== DATA FOR THE TASK ==

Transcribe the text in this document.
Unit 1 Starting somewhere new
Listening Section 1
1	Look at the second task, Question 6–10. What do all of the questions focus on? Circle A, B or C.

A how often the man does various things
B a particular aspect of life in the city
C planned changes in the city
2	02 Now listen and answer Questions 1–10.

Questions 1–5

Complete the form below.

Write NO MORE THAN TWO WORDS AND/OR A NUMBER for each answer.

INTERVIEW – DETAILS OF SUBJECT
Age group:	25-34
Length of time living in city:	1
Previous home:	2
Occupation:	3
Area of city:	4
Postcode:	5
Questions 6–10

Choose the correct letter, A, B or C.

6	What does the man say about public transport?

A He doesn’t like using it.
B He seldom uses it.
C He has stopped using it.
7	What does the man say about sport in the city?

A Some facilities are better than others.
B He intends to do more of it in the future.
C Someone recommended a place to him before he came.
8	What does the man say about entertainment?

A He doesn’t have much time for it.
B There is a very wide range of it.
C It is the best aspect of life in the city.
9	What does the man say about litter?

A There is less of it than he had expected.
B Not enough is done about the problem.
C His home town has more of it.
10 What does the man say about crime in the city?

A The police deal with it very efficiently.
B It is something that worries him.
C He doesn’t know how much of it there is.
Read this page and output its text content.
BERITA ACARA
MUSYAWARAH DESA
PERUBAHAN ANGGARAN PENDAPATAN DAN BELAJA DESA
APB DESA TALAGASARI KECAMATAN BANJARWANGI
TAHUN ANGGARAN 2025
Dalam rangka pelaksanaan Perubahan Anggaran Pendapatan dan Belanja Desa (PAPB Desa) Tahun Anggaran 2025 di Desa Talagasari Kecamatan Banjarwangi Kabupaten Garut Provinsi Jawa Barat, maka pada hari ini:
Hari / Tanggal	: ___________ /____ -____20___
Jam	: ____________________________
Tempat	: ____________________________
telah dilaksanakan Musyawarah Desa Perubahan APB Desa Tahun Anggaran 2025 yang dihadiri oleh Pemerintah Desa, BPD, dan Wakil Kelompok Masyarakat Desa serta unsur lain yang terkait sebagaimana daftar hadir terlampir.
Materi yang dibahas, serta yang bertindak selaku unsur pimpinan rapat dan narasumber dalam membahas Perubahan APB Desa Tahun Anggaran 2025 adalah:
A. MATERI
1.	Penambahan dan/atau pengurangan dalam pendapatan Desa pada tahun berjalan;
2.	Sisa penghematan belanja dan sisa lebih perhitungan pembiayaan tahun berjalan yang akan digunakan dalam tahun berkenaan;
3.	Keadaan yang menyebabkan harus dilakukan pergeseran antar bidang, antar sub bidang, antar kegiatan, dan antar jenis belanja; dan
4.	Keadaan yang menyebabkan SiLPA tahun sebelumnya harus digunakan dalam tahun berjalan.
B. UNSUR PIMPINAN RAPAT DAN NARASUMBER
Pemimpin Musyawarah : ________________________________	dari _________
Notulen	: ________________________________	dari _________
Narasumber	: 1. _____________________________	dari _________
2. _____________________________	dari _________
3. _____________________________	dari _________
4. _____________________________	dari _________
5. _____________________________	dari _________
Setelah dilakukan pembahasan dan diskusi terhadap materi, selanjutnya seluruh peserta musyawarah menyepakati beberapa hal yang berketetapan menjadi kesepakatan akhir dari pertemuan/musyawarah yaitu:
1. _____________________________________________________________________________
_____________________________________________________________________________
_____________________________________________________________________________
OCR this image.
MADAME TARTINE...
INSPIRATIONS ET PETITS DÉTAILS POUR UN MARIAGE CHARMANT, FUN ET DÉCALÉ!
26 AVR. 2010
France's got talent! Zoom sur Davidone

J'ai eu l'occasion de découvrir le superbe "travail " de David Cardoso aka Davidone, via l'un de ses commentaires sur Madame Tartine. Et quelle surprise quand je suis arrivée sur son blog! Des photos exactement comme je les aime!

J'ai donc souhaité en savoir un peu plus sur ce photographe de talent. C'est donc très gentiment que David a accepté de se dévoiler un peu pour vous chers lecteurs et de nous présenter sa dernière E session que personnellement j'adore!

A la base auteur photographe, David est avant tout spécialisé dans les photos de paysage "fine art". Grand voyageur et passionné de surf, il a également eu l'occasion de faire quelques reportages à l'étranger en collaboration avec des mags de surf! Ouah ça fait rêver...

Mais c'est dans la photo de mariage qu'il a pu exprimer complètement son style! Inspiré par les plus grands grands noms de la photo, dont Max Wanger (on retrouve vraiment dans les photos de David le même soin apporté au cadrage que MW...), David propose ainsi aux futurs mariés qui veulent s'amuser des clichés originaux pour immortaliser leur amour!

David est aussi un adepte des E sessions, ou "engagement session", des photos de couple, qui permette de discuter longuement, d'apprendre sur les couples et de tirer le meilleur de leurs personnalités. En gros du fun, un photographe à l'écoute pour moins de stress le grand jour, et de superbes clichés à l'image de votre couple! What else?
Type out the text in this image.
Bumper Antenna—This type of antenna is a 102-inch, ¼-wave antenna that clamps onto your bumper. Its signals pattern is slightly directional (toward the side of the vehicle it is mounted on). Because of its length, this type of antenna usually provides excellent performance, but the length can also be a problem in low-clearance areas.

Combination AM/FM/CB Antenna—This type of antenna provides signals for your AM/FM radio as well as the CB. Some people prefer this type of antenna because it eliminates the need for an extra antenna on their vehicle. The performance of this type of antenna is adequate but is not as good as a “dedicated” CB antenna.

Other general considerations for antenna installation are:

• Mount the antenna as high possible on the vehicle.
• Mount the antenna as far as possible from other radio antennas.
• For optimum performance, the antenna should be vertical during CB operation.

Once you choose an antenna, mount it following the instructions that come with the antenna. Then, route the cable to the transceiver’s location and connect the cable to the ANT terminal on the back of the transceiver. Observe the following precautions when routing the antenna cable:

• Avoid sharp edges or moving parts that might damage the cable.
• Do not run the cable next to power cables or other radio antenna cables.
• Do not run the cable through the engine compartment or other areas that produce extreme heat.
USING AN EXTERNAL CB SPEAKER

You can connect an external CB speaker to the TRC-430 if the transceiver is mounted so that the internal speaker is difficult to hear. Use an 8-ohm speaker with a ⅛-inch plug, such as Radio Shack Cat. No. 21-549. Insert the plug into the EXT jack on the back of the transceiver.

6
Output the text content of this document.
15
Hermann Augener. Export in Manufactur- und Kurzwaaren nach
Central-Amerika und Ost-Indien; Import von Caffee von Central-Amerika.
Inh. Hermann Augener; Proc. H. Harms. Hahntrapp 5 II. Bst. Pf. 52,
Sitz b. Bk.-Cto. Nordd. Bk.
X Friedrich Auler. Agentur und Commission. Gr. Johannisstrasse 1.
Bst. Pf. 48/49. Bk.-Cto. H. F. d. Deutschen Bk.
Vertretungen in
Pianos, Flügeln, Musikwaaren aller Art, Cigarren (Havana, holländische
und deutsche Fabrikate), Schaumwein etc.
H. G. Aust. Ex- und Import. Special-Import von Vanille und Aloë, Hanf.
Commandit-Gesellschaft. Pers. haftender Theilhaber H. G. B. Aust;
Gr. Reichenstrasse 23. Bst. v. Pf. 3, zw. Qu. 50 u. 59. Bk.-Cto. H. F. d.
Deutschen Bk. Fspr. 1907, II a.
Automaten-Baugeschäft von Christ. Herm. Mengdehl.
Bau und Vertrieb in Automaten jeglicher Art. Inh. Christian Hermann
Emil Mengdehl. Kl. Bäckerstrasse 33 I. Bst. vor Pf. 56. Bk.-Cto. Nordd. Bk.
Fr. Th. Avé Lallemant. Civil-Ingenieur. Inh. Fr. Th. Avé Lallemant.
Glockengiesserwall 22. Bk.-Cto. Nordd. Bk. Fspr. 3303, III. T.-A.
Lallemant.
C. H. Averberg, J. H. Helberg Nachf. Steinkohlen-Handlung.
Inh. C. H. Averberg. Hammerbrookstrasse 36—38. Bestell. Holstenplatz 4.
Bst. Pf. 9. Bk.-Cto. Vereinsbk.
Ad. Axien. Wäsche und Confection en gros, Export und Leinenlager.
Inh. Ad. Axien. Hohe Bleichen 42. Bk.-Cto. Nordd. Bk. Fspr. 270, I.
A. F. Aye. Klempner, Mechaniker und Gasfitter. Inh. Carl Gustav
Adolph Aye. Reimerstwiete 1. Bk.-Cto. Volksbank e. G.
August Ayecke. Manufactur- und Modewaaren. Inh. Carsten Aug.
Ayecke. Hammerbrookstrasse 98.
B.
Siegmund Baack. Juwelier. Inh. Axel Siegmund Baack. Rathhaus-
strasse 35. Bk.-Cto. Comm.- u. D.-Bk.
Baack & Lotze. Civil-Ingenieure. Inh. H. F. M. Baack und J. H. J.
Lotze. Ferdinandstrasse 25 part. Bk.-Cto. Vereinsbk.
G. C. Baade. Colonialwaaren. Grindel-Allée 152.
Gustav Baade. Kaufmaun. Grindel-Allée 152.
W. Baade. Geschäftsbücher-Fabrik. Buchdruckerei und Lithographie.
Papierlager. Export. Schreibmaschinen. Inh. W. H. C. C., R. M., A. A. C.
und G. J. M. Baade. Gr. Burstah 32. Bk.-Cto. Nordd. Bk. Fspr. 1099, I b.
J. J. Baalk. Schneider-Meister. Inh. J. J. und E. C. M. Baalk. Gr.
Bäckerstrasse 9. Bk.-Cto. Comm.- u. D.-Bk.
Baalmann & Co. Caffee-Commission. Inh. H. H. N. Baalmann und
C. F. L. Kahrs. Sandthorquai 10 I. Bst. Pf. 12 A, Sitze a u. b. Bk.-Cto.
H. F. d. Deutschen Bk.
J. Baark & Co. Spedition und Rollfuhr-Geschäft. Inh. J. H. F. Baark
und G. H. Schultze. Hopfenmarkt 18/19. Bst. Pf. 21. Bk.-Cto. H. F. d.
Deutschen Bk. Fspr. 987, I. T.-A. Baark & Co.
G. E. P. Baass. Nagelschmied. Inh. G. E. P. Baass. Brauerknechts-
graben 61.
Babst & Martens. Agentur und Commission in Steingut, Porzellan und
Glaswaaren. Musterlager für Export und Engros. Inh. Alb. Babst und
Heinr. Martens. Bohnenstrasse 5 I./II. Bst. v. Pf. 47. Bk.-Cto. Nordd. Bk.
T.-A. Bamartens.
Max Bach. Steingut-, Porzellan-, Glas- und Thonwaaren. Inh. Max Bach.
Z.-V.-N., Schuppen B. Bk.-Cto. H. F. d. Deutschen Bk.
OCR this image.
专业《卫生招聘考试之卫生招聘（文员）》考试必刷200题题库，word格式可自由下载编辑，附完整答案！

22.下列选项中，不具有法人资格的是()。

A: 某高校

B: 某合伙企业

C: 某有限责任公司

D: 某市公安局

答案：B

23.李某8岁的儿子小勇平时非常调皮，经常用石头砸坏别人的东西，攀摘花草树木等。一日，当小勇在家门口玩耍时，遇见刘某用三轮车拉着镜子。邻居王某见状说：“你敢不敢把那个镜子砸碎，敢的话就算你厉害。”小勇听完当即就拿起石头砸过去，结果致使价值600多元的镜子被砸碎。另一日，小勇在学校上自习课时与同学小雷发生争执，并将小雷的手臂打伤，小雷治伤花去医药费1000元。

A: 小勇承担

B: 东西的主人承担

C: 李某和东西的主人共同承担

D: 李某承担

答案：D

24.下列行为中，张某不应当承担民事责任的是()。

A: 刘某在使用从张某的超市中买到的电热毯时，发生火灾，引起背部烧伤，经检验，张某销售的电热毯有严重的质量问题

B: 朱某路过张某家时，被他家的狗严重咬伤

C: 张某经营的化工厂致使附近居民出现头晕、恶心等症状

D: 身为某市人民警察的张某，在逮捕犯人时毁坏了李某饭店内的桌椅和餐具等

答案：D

===

- _WHAT THIS TASK INVOLVES_: Give only the number of lines in the data that include the string "Baack".

- _COMPLETE RESPONSE_: 2